Find the string "secular" in the listing and report every line that has it.

## SOURCE DATA
• • • •

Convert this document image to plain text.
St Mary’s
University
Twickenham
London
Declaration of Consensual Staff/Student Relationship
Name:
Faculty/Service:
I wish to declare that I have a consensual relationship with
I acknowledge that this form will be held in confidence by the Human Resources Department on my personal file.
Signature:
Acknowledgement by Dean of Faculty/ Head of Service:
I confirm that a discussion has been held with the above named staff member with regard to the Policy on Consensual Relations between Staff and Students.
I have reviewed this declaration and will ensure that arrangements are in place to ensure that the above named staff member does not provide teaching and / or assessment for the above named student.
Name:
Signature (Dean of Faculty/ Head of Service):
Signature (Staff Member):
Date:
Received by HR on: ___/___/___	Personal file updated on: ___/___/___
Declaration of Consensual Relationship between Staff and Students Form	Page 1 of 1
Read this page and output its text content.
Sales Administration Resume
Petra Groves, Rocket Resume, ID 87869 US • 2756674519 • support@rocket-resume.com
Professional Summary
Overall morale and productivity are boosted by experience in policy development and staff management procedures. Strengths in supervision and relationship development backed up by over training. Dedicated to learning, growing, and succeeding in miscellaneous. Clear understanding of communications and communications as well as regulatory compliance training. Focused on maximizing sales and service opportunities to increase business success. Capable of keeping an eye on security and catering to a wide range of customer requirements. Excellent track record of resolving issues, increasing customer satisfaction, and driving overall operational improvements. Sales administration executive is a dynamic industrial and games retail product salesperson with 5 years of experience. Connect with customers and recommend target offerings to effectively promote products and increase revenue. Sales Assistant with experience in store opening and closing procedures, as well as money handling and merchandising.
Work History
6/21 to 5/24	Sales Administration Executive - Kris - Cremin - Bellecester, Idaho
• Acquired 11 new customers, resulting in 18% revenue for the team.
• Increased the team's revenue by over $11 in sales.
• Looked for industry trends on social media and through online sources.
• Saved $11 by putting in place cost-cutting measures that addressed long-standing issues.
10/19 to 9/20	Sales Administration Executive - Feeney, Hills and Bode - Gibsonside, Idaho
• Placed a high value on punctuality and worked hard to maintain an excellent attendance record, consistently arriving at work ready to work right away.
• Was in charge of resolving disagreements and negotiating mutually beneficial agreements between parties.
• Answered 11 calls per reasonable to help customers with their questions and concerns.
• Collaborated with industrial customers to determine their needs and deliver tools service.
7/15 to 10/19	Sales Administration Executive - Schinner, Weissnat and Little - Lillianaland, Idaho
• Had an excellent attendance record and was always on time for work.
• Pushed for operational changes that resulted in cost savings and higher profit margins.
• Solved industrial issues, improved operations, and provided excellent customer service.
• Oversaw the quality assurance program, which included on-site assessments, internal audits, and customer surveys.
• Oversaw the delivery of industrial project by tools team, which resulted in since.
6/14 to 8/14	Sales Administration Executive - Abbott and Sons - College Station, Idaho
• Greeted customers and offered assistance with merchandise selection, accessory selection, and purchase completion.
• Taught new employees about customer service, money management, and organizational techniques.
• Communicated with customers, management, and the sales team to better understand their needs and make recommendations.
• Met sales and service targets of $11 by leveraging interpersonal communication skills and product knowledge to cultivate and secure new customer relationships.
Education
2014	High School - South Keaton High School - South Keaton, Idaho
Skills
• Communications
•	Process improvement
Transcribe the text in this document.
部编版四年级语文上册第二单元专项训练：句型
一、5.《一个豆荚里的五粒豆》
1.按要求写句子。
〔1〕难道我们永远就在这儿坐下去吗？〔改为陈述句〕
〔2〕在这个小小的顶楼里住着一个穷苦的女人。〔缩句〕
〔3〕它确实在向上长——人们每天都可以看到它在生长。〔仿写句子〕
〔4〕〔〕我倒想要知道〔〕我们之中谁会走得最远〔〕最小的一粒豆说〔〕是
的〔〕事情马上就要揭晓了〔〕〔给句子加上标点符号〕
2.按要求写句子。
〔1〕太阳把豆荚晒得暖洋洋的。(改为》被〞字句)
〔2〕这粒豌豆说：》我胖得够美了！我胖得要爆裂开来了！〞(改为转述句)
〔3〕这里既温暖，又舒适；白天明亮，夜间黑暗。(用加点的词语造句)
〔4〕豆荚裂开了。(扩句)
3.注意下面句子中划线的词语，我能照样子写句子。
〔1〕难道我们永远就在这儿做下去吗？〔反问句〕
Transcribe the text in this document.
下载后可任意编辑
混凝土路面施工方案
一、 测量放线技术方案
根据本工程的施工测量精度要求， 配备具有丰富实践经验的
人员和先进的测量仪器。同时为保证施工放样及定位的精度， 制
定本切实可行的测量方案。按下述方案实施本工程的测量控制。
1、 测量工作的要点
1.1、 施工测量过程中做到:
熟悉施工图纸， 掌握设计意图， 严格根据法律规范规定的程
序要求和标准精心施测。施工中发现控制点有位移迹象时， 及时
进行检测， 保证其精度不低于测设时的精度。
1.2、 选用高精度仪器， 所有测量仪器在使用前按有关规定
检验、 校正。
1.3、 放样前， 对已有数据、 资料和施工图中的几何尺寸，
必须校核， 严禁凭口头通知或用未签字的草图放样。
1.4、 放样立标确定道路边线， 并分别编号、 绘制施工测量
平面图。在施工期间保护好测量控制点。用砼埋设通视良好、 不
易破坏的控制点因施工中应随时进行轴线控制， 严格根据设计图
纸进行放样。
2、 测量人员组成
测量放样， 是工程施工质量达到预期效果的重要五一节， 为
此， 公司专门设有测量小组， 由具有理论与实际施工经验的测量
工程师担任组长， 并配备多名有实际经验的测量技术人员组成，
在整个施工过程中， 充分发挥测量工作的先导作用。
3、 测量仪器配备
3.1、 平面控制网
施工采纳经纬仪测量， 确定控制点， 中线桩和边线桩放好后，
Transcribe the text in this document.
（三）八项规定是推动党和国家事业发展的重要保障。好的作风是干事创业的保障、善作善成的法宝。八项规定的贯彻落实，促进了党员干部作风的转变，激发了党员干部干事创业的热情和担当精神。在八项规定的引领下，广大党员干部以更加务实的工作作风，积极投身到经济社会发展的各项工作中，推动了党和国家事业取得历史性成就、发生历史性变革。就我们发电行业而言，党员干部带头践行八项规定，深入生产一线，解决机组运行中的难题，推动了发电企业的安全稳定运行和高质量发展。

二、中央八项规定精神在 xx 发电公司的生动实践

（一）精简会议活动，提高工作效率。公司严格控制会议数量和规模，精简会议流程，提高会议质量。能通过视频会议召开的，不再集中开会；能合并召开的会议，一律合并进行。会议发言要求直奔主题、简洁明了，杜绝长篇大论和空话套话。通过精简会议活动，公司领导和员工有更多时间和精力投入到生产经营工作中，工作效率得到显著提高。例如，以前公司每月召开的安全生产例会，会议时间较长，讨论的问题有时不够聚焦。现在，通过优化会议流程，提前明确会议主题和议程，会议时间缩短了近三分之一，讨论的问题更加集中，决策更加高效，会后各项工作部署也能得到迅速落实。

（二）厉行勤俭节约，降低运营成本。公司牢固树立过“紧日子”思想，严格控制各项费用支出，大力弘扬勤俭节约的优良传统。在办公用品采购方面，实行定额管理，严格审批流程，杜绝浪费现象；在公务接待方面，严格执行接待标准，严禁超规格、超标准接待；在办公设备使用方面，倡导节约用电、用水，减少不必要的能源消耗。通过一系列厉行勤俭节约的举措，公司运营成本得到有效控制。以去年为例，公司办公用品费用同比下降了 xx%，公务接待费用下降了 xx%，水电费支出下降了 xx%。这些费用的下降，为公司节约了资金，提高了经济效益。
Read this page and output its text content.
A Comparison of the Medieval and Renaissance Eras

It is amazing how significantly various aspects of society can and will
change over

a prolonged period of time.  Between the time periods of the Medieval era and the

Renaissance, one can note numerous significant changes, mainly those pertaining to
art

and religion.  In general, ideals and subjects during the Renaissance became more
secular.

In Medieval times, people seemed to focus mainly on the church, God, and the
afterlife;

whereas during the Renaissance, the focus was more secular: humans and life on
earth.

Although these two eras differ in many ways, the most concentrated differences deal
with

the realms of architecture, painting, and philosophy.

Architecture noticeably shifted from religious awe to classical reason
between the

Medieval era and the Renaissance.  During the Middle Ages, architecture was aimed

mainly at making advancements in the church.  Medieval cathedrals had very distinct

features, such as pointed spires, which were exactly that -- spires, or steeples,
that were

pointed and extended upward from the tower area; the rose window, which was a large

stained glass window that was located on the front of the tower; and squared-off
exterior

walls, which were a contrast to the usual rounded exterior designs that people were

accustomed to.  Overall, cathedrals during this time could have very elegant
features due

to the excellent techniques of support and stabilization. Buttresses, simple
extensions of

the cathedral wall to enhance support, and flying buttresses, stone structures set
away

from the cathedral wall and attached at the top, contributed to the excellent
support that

• • • •

## RESPONSE TO THIS TASK
secular.
whereas during the Renaissance, the focus was more secular: humans and life on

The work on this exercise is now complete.